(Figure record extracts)
● ● ● ● ● ● ●
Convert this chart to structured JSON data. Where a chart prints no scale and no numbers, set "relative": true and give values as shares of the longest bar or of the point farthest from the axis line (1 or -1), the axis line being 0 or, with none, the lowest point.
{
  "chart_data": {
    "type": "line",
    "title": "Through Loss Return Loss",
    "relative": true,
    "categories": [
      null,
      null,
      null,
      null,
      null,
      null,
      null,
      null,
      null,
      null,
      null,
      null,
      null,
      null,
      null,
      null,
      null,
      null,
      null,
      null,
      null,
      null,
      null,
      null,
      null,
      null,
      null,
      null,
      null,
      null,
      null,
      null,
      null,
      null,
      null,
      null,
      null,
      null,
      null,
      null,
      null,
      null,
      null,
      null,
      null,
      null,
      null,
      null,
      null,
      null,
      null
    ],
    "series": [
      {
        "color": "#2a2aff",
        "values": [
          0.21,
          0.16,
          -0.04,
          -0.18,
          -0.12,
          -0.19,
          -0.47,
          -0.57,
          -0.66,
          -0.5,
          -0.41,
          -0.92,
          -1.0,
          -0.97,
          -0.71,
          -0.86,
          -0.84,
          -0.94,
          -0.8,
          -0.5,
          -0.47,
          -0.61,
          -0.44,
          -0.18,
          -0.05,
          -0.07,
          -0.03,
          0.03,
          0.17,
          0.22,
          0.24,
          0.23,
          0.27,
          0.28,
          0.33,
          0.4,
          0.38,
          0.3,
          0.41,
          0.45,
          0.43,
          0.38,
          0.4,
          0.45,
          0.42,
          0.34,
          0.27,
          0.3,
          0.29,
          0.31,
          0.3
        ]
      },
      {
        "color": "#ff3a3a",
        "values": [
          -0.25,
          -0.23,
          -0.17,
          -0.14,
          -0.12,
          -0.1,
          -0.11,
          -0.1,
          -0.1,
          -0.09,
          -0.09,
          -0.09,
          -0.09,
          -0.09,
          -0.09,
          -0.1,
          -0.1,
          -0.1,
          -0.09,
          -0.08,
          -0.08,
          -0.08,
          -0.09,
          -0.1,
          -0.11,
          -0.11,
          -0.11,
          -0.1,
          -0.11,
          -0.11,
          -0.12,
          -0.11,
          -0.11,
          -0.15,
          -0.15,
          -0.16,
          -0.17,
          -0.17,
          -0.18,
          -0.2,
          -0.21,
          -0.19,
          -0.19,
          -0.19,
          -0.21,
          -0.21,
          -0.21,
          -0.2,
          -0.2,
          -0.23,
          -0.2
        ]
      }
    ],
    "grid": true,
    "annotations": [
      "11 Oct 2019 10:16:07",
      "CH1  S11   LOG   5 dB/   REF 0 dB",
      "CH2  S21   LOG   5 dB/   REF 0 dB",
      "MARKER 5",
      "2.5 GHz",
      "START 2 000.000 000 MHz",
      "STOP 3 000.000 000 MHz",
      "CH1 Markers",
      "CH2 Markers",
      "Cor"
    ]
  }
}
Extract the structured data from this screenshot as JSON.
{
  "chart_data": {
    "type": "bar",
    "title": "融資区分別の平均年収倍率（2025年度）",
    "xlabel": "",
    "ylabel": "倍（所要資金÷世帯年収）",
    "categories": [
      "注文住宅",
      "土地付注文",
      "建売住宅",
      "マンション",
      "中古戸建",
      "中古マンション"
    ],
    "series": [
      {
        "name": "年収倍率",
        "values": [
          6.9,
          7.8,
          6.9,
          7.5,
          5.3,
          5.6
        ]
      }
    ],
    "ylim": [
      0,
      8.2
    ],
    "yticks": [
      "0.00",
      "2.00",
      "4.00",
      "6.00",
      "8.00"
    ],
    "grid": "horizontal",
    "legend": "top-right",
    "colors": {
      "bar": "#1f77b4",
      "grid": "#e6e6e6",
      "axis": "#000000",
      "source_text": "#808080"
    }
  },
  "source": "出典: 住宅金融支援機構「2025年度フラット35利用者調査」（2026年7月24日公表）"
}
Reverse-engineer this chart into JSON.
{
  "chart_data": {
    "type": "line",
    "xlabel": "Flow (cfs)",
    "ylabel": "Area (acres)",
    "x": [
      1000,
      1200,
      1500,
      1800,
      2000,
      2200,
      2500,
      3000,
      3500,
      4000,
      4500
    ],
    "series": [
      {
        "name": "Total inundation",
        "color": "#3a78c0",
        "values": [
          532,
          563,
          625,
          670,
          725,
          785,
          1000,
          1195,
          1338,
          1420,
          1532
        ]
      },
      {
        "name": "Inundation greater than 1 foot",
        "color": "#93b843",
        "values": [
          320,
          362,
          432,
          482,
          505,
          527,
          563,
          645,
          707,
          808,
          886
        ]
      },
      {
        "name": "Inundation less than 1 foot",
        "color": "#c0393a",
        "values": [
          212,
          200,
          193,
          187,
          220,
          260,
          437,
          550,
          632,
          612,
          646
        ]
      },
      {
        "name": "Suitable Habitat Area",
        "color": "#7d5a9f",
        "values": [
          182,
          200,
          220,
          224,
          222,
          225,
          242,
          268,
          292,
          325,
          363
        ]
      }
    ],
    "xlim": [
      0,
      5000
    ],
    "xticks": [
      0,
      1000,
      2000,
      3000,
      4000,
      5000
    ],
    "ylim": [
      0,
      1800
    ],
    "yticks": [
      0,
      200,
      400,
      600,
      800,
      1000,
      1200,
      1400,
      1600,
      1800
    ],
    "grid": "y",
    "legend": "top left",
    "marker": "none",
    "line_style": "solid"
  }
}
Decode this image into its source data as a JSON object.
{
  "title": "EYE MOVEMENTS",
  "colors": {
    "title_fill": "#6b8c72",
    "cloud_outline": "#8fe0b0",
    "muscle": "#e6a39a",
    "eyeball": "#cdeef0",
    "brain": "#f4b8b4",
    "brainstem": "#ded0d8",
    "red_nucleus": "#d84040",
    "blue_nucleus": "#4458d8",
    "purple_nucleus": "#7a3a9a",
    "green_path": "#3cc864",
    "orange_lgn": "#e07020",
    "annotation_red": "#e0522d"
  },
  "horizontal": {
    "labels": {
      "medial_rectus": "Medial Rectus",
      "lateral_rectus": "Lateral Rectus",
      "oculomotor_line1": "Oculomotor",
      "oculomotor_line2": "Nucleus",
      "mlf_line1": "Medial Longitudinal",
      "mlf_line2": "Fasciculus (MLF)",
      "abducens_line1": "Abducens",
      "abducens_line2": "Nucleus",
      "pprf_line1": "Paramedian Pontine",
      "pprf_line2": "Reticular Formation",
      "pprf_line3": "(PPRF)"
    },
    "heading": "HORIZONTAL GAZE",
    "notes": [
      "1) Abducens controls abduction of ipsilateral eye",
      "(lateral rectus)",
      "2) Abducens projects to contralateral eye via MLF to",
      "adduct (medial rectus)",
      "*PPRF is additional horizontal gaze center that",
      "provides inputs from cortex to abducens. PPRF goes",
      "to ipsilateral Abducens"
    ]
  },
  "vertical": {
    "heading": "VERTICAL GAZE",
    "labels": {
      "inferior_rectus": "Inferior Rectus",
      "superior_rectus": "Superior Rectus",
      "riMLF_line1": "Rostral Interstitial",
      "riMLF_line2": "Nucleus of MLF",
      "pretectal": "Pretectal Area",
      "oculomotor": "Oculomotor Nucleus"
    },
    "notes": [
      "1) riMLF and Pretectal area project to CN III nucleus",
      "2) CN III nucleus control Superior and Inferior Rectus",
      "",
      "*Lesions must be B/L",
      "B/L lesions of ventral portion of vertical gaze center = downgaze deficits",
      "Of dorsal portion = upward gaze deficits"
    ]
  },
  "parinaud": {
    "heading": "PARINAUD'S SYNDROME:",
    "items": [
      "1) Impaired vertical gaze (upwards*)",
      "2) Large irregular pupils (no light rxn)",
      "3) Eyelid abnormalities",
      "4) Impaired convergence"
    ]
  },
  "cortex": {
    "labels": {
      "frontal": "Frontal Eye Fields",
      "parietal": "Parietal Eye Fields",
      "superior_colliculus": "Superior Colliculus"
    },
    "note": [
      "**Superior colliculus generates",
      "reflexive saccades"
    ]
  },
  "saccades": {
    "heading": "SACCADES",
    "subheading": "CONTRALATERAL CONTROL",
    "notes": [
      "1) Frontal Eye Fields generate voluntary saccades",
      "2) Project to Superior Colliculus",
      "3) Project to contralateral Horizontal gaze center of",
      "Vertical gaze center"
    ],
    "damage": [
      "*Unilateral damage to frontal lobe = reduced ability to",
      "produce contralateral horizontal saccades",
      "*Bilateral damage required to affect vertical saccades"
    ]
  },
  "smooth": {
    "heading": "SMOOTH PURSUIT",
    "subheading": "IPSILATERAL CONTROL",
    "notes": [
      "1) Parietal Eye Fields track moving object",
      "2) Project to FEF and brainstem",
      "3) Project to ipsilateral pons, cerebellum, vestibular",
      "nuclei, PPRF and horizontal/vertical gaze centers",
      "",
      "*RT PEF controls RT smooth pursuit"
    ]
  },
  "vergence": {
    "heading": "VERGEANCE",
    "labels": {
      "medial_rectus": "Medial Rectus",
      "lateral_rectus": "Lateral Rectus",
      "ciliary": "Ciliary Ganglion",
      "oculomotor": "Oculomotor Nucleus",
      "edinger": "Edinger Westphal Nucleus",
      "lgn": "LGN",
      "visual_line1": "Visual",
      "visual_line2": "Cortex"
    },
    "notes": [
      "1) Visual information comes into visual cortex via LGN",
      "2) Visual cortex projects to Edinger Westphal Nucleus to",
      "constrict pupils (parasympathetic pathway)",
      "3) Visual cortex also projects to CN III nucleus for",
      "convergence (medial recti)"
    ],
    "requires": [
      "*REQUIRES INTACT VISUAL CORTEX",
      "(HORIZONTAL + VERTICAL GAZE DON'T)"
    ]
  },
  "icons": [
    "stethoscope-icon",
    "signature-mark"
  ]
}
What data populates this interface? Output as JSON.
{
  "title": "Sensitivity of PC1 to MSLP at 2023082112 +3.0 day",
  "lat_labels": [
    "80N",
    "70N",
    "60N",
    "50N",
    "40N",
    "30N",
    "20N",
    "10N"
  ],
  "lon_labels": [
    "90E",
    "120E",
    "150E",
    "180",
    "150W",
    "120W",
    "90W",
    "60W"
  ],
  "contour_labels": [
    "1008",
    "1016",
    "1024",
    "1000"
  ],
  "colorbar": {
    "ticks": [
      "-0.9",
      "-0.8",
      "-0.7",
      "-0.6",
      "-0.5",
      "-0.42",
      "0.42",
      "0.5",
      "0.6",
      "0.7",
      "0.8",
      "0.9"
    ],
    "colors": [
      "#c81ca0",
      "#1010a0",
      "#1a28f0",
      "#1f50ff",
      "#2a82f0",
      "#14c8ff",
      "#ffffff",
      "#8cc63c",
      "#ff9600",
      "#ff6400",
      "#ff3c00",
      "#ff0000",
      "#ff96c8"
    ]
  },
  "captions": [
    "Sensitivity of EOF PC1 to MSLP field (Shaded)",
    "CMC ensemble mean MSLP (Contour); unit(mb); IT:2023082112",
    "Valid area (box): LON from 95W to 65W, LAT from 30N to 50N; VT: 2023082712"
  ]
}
● ● ● ● ● ● ●
Which lines in the records above contain the string "Edinger"? Copy each one.

      "edinger": "Edinger Westphal Nucleus",
      "2) Visual cortex projects to Edinger Westphal Nucleus to",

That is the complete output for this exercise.